### WRITTEN INSTRUCTION
Filter the data for lines with the word "JSON", then copy every line so identified.

### DATA FOR PROCESSING
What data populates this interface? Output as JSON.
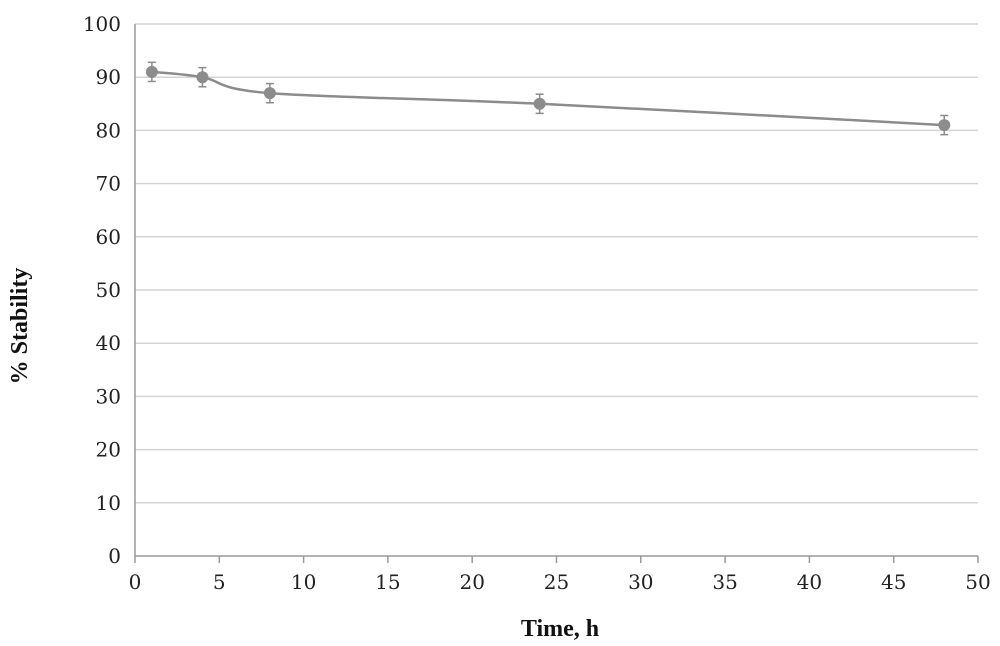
{
  "chart_data": {
    "type": "line",
    "xlabel": "Time, h",
    "ylabel": "% Stability",
    "xlim": [
      0,
      50
    ],
    "ylim": [
      0,
      100
    ],
    "x_ticks": [
      0,
      5,
      10,
      15,
      20,
      25,
      30,
      35,
      40,
      45,
      50
    ],
    "y_ticks": [
      0,
      10,
      20,
      30,
      40,
      50,
      60,
      70,
      80,
      90,
      100
    ],
    "grid": "horizontal",
    "legend": "none",
    "line_style": "smoothed",
    "series": [
      {
        "x": [
          1,
          4,
          8,
          24,
          48
        ],
        "y": [
          91,
          90,
          87,
          85,
          81
        ],
        "error": [
          1.8,
          1.8,
          1.8,
          1.8,
          1.8
        ]
      }
    ],
    "colors": {
      "series": "#8c8c8c",
      "grid": "#d4d4d4",
      "axis": "#9a9a9a"
    }
  }
}
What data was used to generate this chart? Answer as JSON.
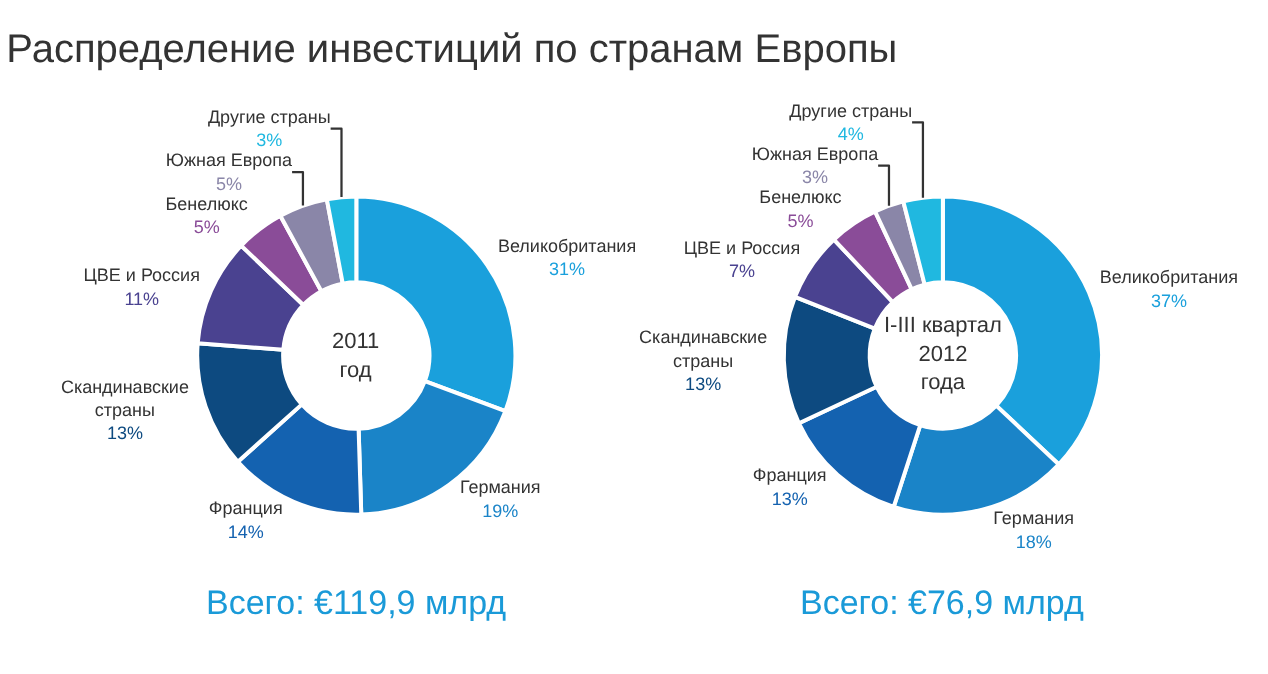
{
  "chart_data": [
    {
      "type": "donut",
      "title": "Распределение инвестиций по странам Европы",
      "categories": [
        "Великобритания",
        "Германия",
        "Франция",
        "Скандинавские страны",
        "ЦВЕ и Россия",
        "Бенелюкс",
        "Южная Европа",
        "Другие страны"
      ],
      "values": [
        31,
        19,
        14,
        13,
        11,
        5,
        5,
        3
      ],
      "value_labels": [
        "31%",
        "19%",
        "14%",
        "13%",
        "11%",
        "5%",
        "5%",
        "3%"
      ],
      "colors": [
        "#1aa0dc",
        "#1a84c8",
        "#1462b0",
        "#0d4a80",
        "#4a4290",
        "#8a4c98",
        "#8a86a8",
        "#20b8e0"
      ],
      "annotations": [
        "2011\nгод",
        "Всего: €119,9 млрд"
      ]
    },
    {
      "type": "donut",
      "categories": [
        "Великобритания",
        "Германия",
        "Франция",
        "Скандинавские страны",
        "ЦВЕ и Россия",
        "Бенелюкс",
        "Южная Европа",
        "Другие страны"
      ],
      "values": [
        37,
        18,
        13,
        13,
        7,
        5,
        3,
        4
      ],
      "value_labels": [
        "37%",
        "18%",
        "13%",
        "13%",
        "7%",
        "5%",
        "3%",
        "4%"
      ],
      "colors": [
        "#1aa0dc",
        "#1a84c8",
        "#1462b0",
        "#0d4a80",
        "#4a4290",
        "#8a4c98",
        "#8a86a8",
        "#20b8e0"
      ],
      "annotations": [
        "I-III квартал\n2012\nгода",
        "Всего: €76,9 млрд"
      ]
    }
  ]
}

### SOLUTION BELOW
What data populates this interface? Output as JSON.
What data was used to generate this chart? Answer as JSON.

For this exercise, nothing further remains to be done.